§ Testo da leggere:
L’unica riconciliazione possibile

“Verificata la possibilità di ottenere i voti di poco più di un milione di Italiani che, abbagliati dalla propaganda antifascista, lo vedevano come l’erede del fascismo, il Movimento Sociale Italiano si offre come ruota di scorta della Democrazia Cristiana con i cui attivisti svolge la campagna elettorale della primavera del 1948 con lo slogan “Chi vota DC vota bene, chi vota MSI vota meglio”.
Dopo, più si allontana dai postulati dottrinari ed ideologici del fascismo più s’impegna nel campo attivistico contro il Partito Comunista per rendersi strumento prezioso ed indispensabile dell’alta borghesia e del Vaticano, non trascurando di servire gli interessi degli Stati Uniti e della neo-costituita Alleanza Atlantica.
Si viene, in questo modo, a formare un “neo-fascismo” di propaganda al servizio dell’antifascismo cattolico e liberale al potere.
Già negli anni Cinquanta, il MSI è solo un partito di estrema destra senza più legami ideologici e storici con il fascismo mussoliniano e rivoluzionario che considerava la borghesia la “rovina dell’Italia” e che aveva invitato i propri militanti ad aderire al Partito Socialista di Unità Proletaria di Pietro Nenni.

§ Dati registrati:
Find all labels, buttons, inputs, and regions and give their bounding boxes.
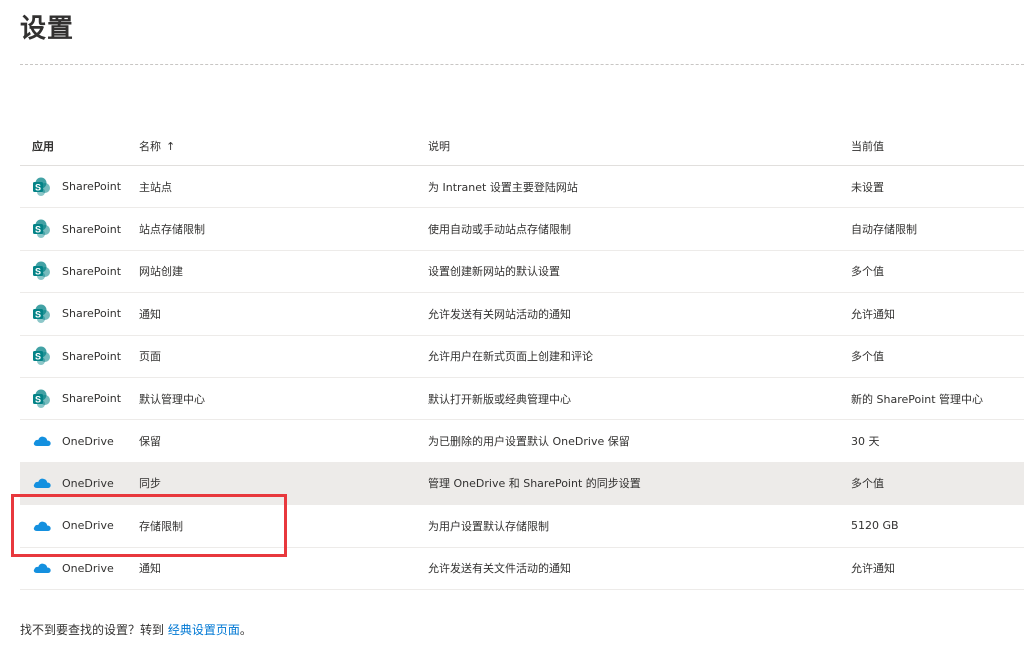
table-header: 应用 名称 ↑ 说明 当前值 — [20, 126, 1024, 166]
row-app-cell: S SharePoint — [20, 261, 139, 281]
row-app-cell: S SharePoint — [20, 389, 139, 409]
row-current-value: 允许通知 — [851, 307, 895, 321]
svg-text:S: S — [35, 225, 41, 235]
settings-page: 设置 应用 名称 ↑ 说明 当前值 S SharePoint 主站点为 Intrane… — [0, 0, 1024, 664]
row-current-value: 多个值 — [851, 350, 884, 364]
onedrive-icon — [32, 473, 52, 493]
row-app-name: SharePoint — [62, 307, 122, 321]
row-setting-name[interactable]: 站点存储限制 — [139, 221, 428, 237]
row-description: 允许用户在新式页面上创建和评论 — [428, 350, 593, 364]
table-row[interactable]: OneDrive 保留 为已删除的用户设置默认 OneDrive 保留 30 天 — [20, 420, 1024, 463]
onedrive-icon — [32, 558, 52, 578]
sharepoint-icon: S — [32, 177, 52, 197]
row-setting-name[interactable]: 通知 — [139, 306, 428, 322]
row-setting-name[interactable]: 通知 — [139, 560, 428, 576]
row-app-name: SharePoint — [62, 349, 122, 363]
column-header-name[interactable]: 名称 ↑ — [139, 138, 428, 154]
row-app-cell: S SharePoint — [20, 346, 139, 366]
row-description: 默认打开新版或经典管理中心 — [428, 392, 571, 406]
sharepoint-icon: S — [32, 389, 52, 409]
row-setting-name[interactable]: 存储限制 — [139, 518, 428, 534]
row-app-name: OneDrive — [62, 434, 114, 448]
svg-text:S: S — [35, 309, 41, 319]
row-app-cell: OneDrive — [20, 558, 139, 578]
row-description: 使用自动或手动站点存储限制 — [428, 223, 571, 237]
table-row[interactable]: S SharePoint 网站创建 设置创建新网站的默认设置 多个值 — [20, 251, 1024, 294]
row-current-value: 自动存储限制 — [851, 223, 917, 237]
table-row[interactable]: S SharePoint 页面 允许用户在新式页面上创建和评论 多个值 — [20, 336, 1024, 378]
sharepoint-icon: S — [32, 304, 52, 324]
table-row[interactable]: OneDrive 同步 管理 OneDrive 和 SharePoint 的同步设置… — [20, 462, 1024, 506]
footer-help-text: 找不到要查找的设置？转到 经典设置页面。 — [20, 621, 252, 638]
footer-suffix: 。 — [239, 623, 252, 637]
table-row[interactable]: S SharePoint 默认管理中心 默认打开新版或经典管理中心 新的 SharePo… — [20, 378, 1024, 421]
row-setting-name[interactable]: 默认管理中心 — [139, 391, 428, 407]
table-row[interactable]: OneDrive 通知 允许发送有关文件活动的通知 允许通知 — [20, 548, 1024, 590]
settings-table: 应用 名称 ↑ 说明 当前值 S SharePoint 主站点为 Intranet 设… — [20, 126, 1024, 590]
row-app-cell: OneDrive — [20, 516, 139, 536]
row-current-value: 允许通知 — [851, 562, 895, 576]
row-app-name: SharePoint — [62, 392, 122, 406]
row-current-value: 多个值 — [851, 265, 884, 279]
onedrive-icon — [32, 516, 52, 536]
row-current-value: 新的 SharePoint 管理中心 — [851, 392, 984, 406]
classic-settings-link[interactable]: 经典设置页面 — [168, 623, 240, 637]
row-app-cell: S SharePoint — [20, 304, 139, 324]
row-app-name: SharePoint — [62, 222, 122, 236]
sharepoint-icon: S — [32, 346, 52, 366]
column-header-name-label: 名称 — [139, 139, 161, 153]
row-app-cell: OneDrive — [20, 473, 139, 493]
row-app-cell: OneDrive — [20, 431, 139, 451]
row-setting-name[interactable]: 网站创建 — [139, 263, 428, 279]
title-divider — [20, 64, 1024, 65]
table-row[interactable]: S SharePoint 主站点为 Intranet 设置主要登陆网站 未设置 — [20, 166, 1024, 209]
row-setting-name[interactable]: 同步 — [139, 475, 428, 491]
row-setting-name[interactable]: 主站点 — [139, 179, 428, 195]
row-current-value: 5120 GB — [851, 519, 899, 533]
row-app-cell: S SharePoint — [20, 177, 139, 197]
row-app-name: SharePoint — [62, 180, 122, 194]
table-row[interactable]: S SharePoint 站点存储限制 使用自动或手动站点存储限制 自动存储限制 — [20, 208, 1024, 251]
column-header-value[interactable]: 当前值 — [851, 138, 1024, 154]
row-setting-name[interactable]: 页面 — [139, 348, 428, 364]
row-current-value: 未设置 — [851, 180, 884, 194]
page-title: 设置 — [20, 14, 75, 44]
svg-text:S: S — [35, 267, 41, 277]
row-app-name: OneDrive — [62, 476, 114, 490]
svg-text:S: S — [35, 182, 41, 192]
table-row[interactable]: S SharePoint 通知 允许发送有关网站活动的通知 允许通知 — [20, 293, 1024, 336]
onedrive-icon — [32, 431, 52, 451]
column-header-app[interactable]: 应用 — [20, 138, 139, 154]
sharepoint-icon: S — [32, 219, 52, 239]
svg-text:S: S — [35, 394, 41, 404]
row-app-cell: S SharePoint — [20, 219, 139, 239]
row-description: 允许发送有关文件活动的通知 — [428, 562, 571, 576]
table-row[interactable]: OneDrive 存储限制 为用户设置默认存储限制 5120 GB — [20, 505, 1024, 548]
row-setting-name[interactable]: 保留 — [139, 433, 428, 449]
row-app-name: SharePoint — [62, 264, 122, 278]
row-description: 为已删除的用户设置默认 OneDrive 保留 — [428, 435, 630, 449]
row-description: 允许发送有关网站活动的通知 — [428, 307, 571, 321]
sort-ascending-icon: ↑ — [166, 139, 176, 153]
row-current-value: 30 天 — [851, 435, 880, 449]
row-app-name: OneDrive — [62, 561, 114, 575]
sharepoint-icon: S — [32, 261, 52, 281]
footer-text: 找不到要查找的设置？转到 — [20, 623, 168, 637]
row-description: 管理 OneDrive 和 SharePoint 的同步设置 — [428, 477, 641, 491]
svg-text:S: S — [35, 352, 41, 362]
table-body: S SharePoint 主站点为 Intranet 设置主要登陆网站 未设置 S Sha… — [20, 166, 1024, 590]
row-description: 为 Intranet 设置主要登陆网站 — [428, 180, 578, 194]
row-description: 为用户设置默认存储限制 — [428, 519, 549, 533]
row-description: 设置创建新网站的默认设置 — [428, 265, 560, 279]
column-header-description[interactable]: 说明 — [428, 138, 851, 154]
row-current-value: 多个值 — [851, 477, 884, 491]
row-app-name: OneDrive — [62, 519, 114, 533]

§ Cosa devi fare:
1 > Indica se ciascuna affermazione concorda con il testo sul Movimento Sociale Italiano, rispondendo sì o no e citando alla lettera le parole decisive: (a) il MSI fece la campagna elettorale del 1948 insieme agli attivisti della Democrazia Cristiana; (b) negli anni Cinquanta il MSI conserva legami ideologici con il fascismo mussoliniano; (c) il fascismo mussoliniano vedeva nella borghesia la rovina dell'Italia.
2 > Prosegui il testo sul Movimento Sociale Italiano a partire dall'ultima frase riportata.

§ Risultati in ordine:
1 >
(a) Sì: «il Movimento Sociale Italiano si offre come ruota di scorta della Democrazia Cristiana con i cui attivisti svolge la campagna elettorale della primavera del 1948».
(b) No: «il MSI è solo un partito di estrema destra senza più legami ideologici e storici con il fascismo mussoliniano e rivoluzionario».
(c) Sì: «considerava la borghesia la “rovina dell’Italia”».

2 >
Del resto, la Democrazia Cristiana guidata dalla gesuitica politica vaticana la sua riconciliazione l’aveva portata avanti, per fini elettoralistici, fin dal febbraio del 1946, quando aveva chiamato alla leva tutti quei giovani che avevano fatto parte delle Forze Armate repubblicane [si intenda Repubblica Sociale Italiana – n.d.r.].
Erano seguiti la fine dell’operazione, il reimpiego dei licenziati, il reintegro nelle Forze Armate di quanti avevano pur giurato fedeltà allo Stato repubblicano, riconoscimenti pensionistici e quanto altro poteva servire per dimostrare che per la Democrazia Cristiana ed i suoi alleati la guerra civile italiana era solo un ricordo.
Lo stesso Movimento Sociale Italiano era ritenuto, giustamente, forza politica di sostegno esterno ai governi democristiani e, forse, sarebbe riuscito perfino ad ottenere qualche sottosegretariato se lo scarso seguito elettorale suo e dei partiti laici non avesse convinto Aldo Moro a varare la politica di centro-sinistra con la benedizione dell’amministrazione Kennedy ed il contributo decisivo della CIA.
Un partito di estrema destra che rappresentava solo sé stesso non poteva rappresentare la controparte fascista all’antifascismo perché era al servizio, anche segreto, delle sue componenti cattoliche e liberali.
Quale conciliazione si sarebbe mai potuta fare con una forza fascista che non esisteva se non nelle manifestazioni esteriori di un partito che ingannava i suoi elettori autorizzando saluti romani e slogan nostalgici alle sue manifestazioni salvo servire gli interessi del potere antifascista?
Una commedia all’italiana, una tragica commedia che ha raggiunto il suo apice con i grotteschi abbracci fra reduci della RSI e delle forze di liberazione nel 1994 quando il pregiudicato Silvio Berlusconi sdoganò il Movimento Sociale Italiano-Destra Nazionale per farne il proprio alleato politico.
Non passarono due anni che tutti i “fascisti” del MSI-DN, a partire dal loro segretario nazionale, Gianfranco Fini, si volsero in antifascisti condannando esplicitamente il fascismo ritenuto il “male assoluto”.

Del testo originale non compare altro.